Dataset extract

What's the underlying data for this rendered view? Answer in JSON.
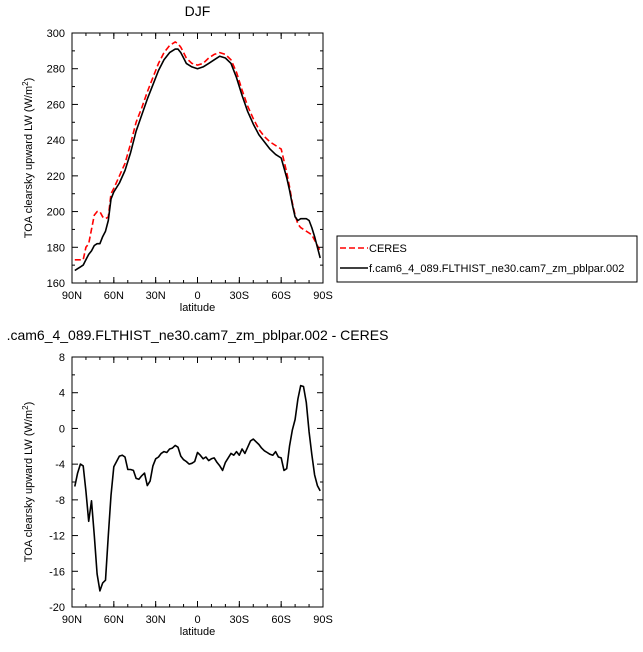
{
  "chart_data": [
    {
      "type": "line",
      "title": "DJF",
      "xlabel": "latitude",
      "ylabel": "TOA clearsky upward LW (W/m",
      "ylabel_sup": "2",
      "ylabel_close": ")",
      "xlim": [
        90,
        -90
      ],
      "ylim": [
        160,
        300
      ],
      "x_ticks": [
        90,
        60,
        30,
        0,
        -30,
        -60,
        -90
      ],
      "x_tick_labels": [
        "90N",
        "60N",
        "30N",
        "0",
        "30S",
        "60S",
        "90S"
      ],
      "y_ticks": [
        160,
        180,
        200,
        220,
        240,
        260,
        280,
        300
      ],
      "y_tick_labels": [
        "160",
        "180",
        "200",
        "220",
        "240",
        "260",
        "280",
        "300"
      ],
      "legend_position": "right",
      "series": [
        {
          "name": "CERES",
          "color": "#ff0000",
          "dash": "dashed",
          "x": [
            88,
            86,
            84,
            82,
            80,
            78,
            76,
            74,
            72,
            70,
            68,
            66,
            64,
            62,
            60,
            56,
            52,
            48,
            44,
            40,
            36,
            32,
            28,
            24,
            20,
            16,
            14,
            12,
            10,
            8,
            4,
            0,
            -4,
            -8,
            -12,
            -16,
            -20,
            -24,
            -28,
            -32,
            -36,
            -40,
            -44,
            -48,
            -52,
            -56,
            -60,
            -64,
            -66,
            -68,
            -70,
            -72,
            -74,
            -76,
            -78,
            -80,
            -82,
            -84,
            -86,
            -88
          ],
          "y": [
            173,
            173,
            173,
            173,
            180,
            182,
            190,
            198,
            200,
            200,
            197,
            196,
            197,
            210,
            213,
            220,
            227,
            238,
            250,
            258,
            267,
            275,
            283,
            289,
            293,
            295,
            294,
            292,
            289,
            286,
            283,
            282,
            283,
            286,
            288,
            289,
            288,
            285,
            278,
            268,
            259,
            252,
            246,
            242,
            239,
            237,
            235,
            222,
            214,
            205,
            198,
            193,
            191,
            190,
            189,
            188,
            187,
            184,
            181,
            178
          ]
        },
        {
          "name": "f.cam6_4_089.FLTHIST_ne30.cam7_zm_pblpar.002",
          "color": "#000000",
          "dash": "solid",
          "x": [
            88,
            86,
            84,
            82,
            80,
            78,
            76,
            74,
            72,
            70,
            68,
            66,
            64,
            62,
            60,
            56,
            52,
            48,
            44,
            40,
            36,
            32,
            28,
            24,
            20,
            16,
            14,
            12,
            10,
            8,
            4,
            0,
            -4,
            -8,
            -12,
            -16,
            -20,
            -24,
            -28,
            -32,
            -36,
            -40,
            -44,
            -48,
            -52,
            -56,
            -60,
            -64,
            -66,
            -68,
            -70,
            -72,
            -74,
            -76,
            -78,
            -80,
            -82,
            -84,
            -86,
            -88
          ],
          "y": [
            167,
            168,
            169,
            170,
            173,
            176,
            178,
            181,
            182,
            182,
            186,
            189,
            195,
            207,
            211,
            216,
            223,
            233,
            245,
            254,
            263,
            271,
            279,
            285,
            289,
            291,
            291,
            289,
            286,
            283,
            281,
            280,
            281,
            283,
            285,
            287,
            286,
            283,
            275,
            265,
            256,
            249,
            243,
            239,
            235,
            232,
            230,
            219,
            212,
            204,
            197,
            195,
            196,
            196,
            196,
            195,
            191,
            186,
            180,
            174
          ]
        }
      ]
    },
    {
      "type": "line",
      "title": ".cam6_4_089.FLTHIST_ne30.cam7_zm_pblpar.002 - CERES",
      "xlabel": "latitude",
      "ylabel": "TOA clearsky upward LW (W/m",
      "ylabel_sup": "2",
      "ylabel_close": ")",
      "xlim": [
        90,
        -90
      ],
      "ylim": [
        -20,
        8
      ],
      "x_ticks": [
        90,
        60,
        30,
        0,
        -30,
        -60,
        -90
      ],
      "x_tick_labels": [
        "90N",
        "60N",
        "30N",
        "0",
        "30S",
        "60S",
        "90S"
      ],
      "y_ticks": [
        -20,
        -16,
        -12,
        -8,
        -4,
        0,
        4,
        8
      ],
      "y_tick_labels": [
        "-20",
        "-16",
        "-12",
        "-8",
        "-4",
        "0",
        "4",
        "8"
      ],
      "series": [
        {
          "color": "#000000",
          "dash": "solid",
          "x": [
            88,
            86,
            84,
            82,
            80,
            78,
            76,
            74,
            72,
            70,
            68,
            66,
            64,
            62,
            60,
            56,
            54,
            52,
            50,
            48,
            46,
            44,
            42,
            40,
            38,
            36,
            34,
            32,
            30,
            28,
            26,
            24,
            22,
            20,
            18,
            16,
            14,
            12,
            10,
            8,
            6,
            4,
            2,
            0,
            -2,
            -4,
            -6,
            -8,
            -10,
            -12,
            -14,
            -16,
            -18,
            -20,
            -22,
            -24,
            -26,
            -28,
            -30,
            -32,
            -34,
            -36,
            -38,
            -40,
            -42,
            -44,
            -46,
            -48,
            -50,
            -52,
            -54,
            -56,
            -58,
            -60,
            -62,
            -64,
            -66,
            -68,
            -70,
            -72,
            -74,
            -76,
            -78,
            -80,
            -82,
            -84,
            -86,
            -88
          ],
          "y": [
            -6.5,
            -5,
            -4,
            -4.2,
            -7,
            -10.4,
            -8.1,
            -12,
            -16.3,
            -18.2,
            -17.3,
            -17,
            -12,
            -7.5,
            -4.3,
            -3.1,
            -3.0,
            -3.2,
            -4.6,
            -4.6,
            -4.7,
            -5.6,
            -5.7,
            -5.3,
            -5.0,
            -6.4,
            -5.9,
            -4.2,
            -3.4,
            -3.2,
            -2.8,
            -2.6,
            -2.7,
            -2.3,
            -2.2,
            -1.9,
            -2.1,
            -3.1,
            -3.5,
            -3.7,
            -4.0,
            -3.9,
            -3.7,
            -2.7,
            -3.0,
            -3.4,
            -3.2,
            -3.6,
            -3.4,
            -3.3,
            -3.8,
            -4.2,
            -4.7,
            -3.8,
            -3.3,
            -2.8,
            -3.0,
            -2.6,
            -3.0,
            -2.3,
            -2.8,
            -2.1,
            -1.4,
            -1.2,
            -1.5,
            -1.8,
            -2.2,
            -2.5,
            -2.7,
            -2.9,
            -3.0,
            -2.6,
            -3.2,
            -3.3,
            -4.7,
            -4.5,
            -2.0,
            -0.2,
            1.0,
            3.3,
            4.8,
            4.7,
            2.9,
            -0.4,
            -2.9,
            -5.2,
            -6.4,
            -7.0
          ]
        }
      ]
    }
  ]
}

Exercise instructions
Quote the preceding records in their entirety, excluding every picture.

Solution
What's the underlying data for this rendered view? Answer in JSON.
{
  "chart_data": [
    {
      "type": "line",
      "title": "DJF",
      "xlabel": "latitude",
      "ylabel": "TOA clearsky upward LW (W/m",
      "ylabel_sup": "2",
      "ylabel_close": ")",
      "xlim": [
        90,
        -90
      ],
      "ylim": [
        160,
        300
      ],
      "x_ticks": [
        90,
        60,
        30,
        0,
        -30,
        -60,
        -90
      ],
      "x_tick_labels": [
        "90N",
        "60N",
        "30N",
        "0",
        "30S",
        "60S",
        "90S"
      ],
      "y_ticks": [
        160,
        180,
        200,
        220,
        240,
        260,
        280,
        300
      ],
      "y_tick_labels": [
        "160",
        "180",
        "200",
        "220",
        "240",
        "260",
        "280",
        "300"
      ],
      "legend_position": "right",
      "series": [
        {
          "name": "CERES",
          "color": "#ff0000",
          "dash": "dashed",
          "x": [
            88,
            86,
            84,
            82,
            80,
            78,
            76,
            74,
            72,
            70,
            68,
            66,
            64,
            62,
            60,
            56,
            52,
            48,
            44,
            40,
            36,
            32,
            28,
            24,
            20,
            16,
            14,
            12,
            10,
            8,
            4,
            0,
            -4,
            -8,
            -12,
            -16,
            -20,
            -24,
            -28,
            -32,
            -36,
            -40,
            -44,
            -48,
            -52,
            -56,
            -60,
            -64,
            -66,
            -68,
            -70,
            -72,
            -74,
            -76,
            -78,
            -80,
            -82,
            -84,
            -86,
            -88
          ],
          "y": [
            173,
            173,
            173,
            173,
            180,
            182,
            190,
            198,
            200,
            200,
            197,
            196,
            197,
            210,
            213,
            220,
            227,
            238,
            250,
            258,
            267,
            275,
            283,
            289,
            293,
            295,
            294,
            292,
            289,
            286,
            283,
            282,
            283,
            286,
            288,
            289,
            288,
            285,
            278,
            268,
            259,
            252,
            246,
            242,
            239,
            237,
            235,
            222,
            214,
            205,
            198,
            193,
            191,
            190,
            189,
            188,
            187,
            184,
            181,
            178
          ]
        },
        {
          "name": "f.cam6_4_089.FLTHIST_ne30.cam7_zm_pblpar.002",
          "color": "#000000",
          "dash": "solid",
          "x": [
            88,
            86,
            84,
            82,
            80,
            78,
            76,
            74,
            72,
            70,
            68,
            66,
            64,
            62,
            60,
            56,
            52,
            48,
            44,
            40,
            36,
            32,
            28,
            24,
            20,
            16,
            14,
            12,
            10,
            8,
            4,
            0,
            -4,
            -8,
            -12,
            -16,
            -20,
            -24,
            -28,
            -32,
            -36,
            -40,
            -44,
            -48,
            -52,
            -56,
            -60,
            -64,
            -66,
            -68,
            -70,
            -72,
            -74,
            -76,
            -78,
            -80,
            -82,
            -84,
            -86,
            -88
          ],
          "y": [
            167,
            168,
            169,
            170,
            173,
            176,
            178,
            181,
            182,
            182,
            186,
            189,
            195,
            207,
            211,
            216,
            223,
            233,
            245,
            254,
            263,
            271,
            279,
            285,
            289,
            291,
            291,
            289,
            286,
            283,
            281,
            280,
            281,
            283,
            285,
            287,
            286,
            283,
            275,
            265,
            256,
            249,
            243,
            239,
            235,
            232,
            230,
            219,
            212,
            204,
            197,
            195,
            196,
            196,
            196,
            195,
            191,
            186,
            180,
            174
          ]
        }
      ]
    },
    {
      "type": "line",
      "title": ".cam6_4_089.FLTHIST_ne30.cam7_zm_pblpar.002 - CERES",
      "xlabel": "latitude",
      "ylabel": "TOA clearsky upward LW (W/m",
      "ylabel_sup": "2",
      "ylabel_close": ")",
      "xlim": [
        90,
        -90
      ],
      "ylim": [
        -20,
        8
      ],
      "x_ticks": [
        90,
        60,
        30,
        0,
        -30,
        -60,
        -90
      ],
      "x_tick_labels": [
        "90N",
        "60N",
        "30N",
        "0",
        "30S",
        "60S",
        "90S"
      ],
      "y_ticks": [
        -20,
        -16,
        -12,
        -8,
        -4,
        0,
        4,
        8
      ],
      "y_tick_labels": [
        "-20",
        "-16",
        "-12",
        "-8",
        "-4",
        "0",
        "4",
        "8"
      ],
      "series": [
        {
          "color": "#000000",
          "dash": "solid",
          "x": [
            88,
            86,
            84,
            82,
            80,
            78,
            76,
            74,
            72,
            70,
            68,
            66,
            64,
            62,
            60,
            56,
            54,
            52,
            50,
            48,
            46,
            44,
            42,
            40,
            38,
            36,
            34,
            32,
            30,
            28,
            26,
            24,
            22,
            20,
            18,
            16,
            14,
            12,
            10,
            8,
            6,
            4,
            2,
            0,
            -2,
            -4,
            -6,
            -8,
            -10,
            -12,
            -14,
            -16,
            -18,
            -20,
            -22,
            -24,
            -26,
            -28,
            -30,
            -32,
            -34,
            -36,
            -38,
            -40,
            -42,
            -44,
            -46,
            -48,
            -50,
            -52,
            -54,
            -56,
            -58,
            -60,
            -62,
            -64,
            -66,
            -68,
            -70,
            -72,
            -74,
            -76,
            -78,
            -80,
            -82,
            -84,
            -86,
            -88
          ],
          "y": [
            -6.5,
            -5,
            -4,
            -4.2,
            -7,
            -10.4,
            -8.1,
            -12,
            -16.3,
            -18.2,
            -17.3,
            -17,
            -12,
            -7.5,
            -4.3,
            -3.1,
            -3.0,
            -3.2,
            -4.6,
            -4.6,
            -4.7,
            -5.6,
            -5.7,
            -5.3,
            -5.0,
            -6.4,
            -5.9,
            -4.2,
            -3.4,
            -3.2,
            -2.8,
            -2.6,
            -2.7,
            -2.3,
            -2.2,
            -1.9,
            -2.1,
            -3.1,
            -3.5,
            -3.7,
            -4.0,
            -3.9,
            -3.7,
            -2.7,
            -3.0,
            -3.4,
            -3.2,
            -3.6,
            -3.4,
            -3.3,
            -3.8,
            -4.2,
            -4.7,
            -3.8,
            -3.3,
            -2.8,
            -3.0,
            -2.6,
            -3.0,
            -2.3,
            -2.8,
            -2.1,
            -1.4,
            -1.2,
            -1.5,
            -1.8,
            -2.2,
            -2.5,
            -2.7,
            -2.9,
            -3.0,
            -2.6,
            -3.2,
            -3.3,
            -4.7,
            -4.5,
            -2.0,
            -0.2,
            1.0,
            3.3,
            4.8,
            4.7,
            2.9,
            -0.4,
            -2.9,
            -5.2,
            -6.4,
            -7.0
          ]
        }
      ]
    }
  ]
}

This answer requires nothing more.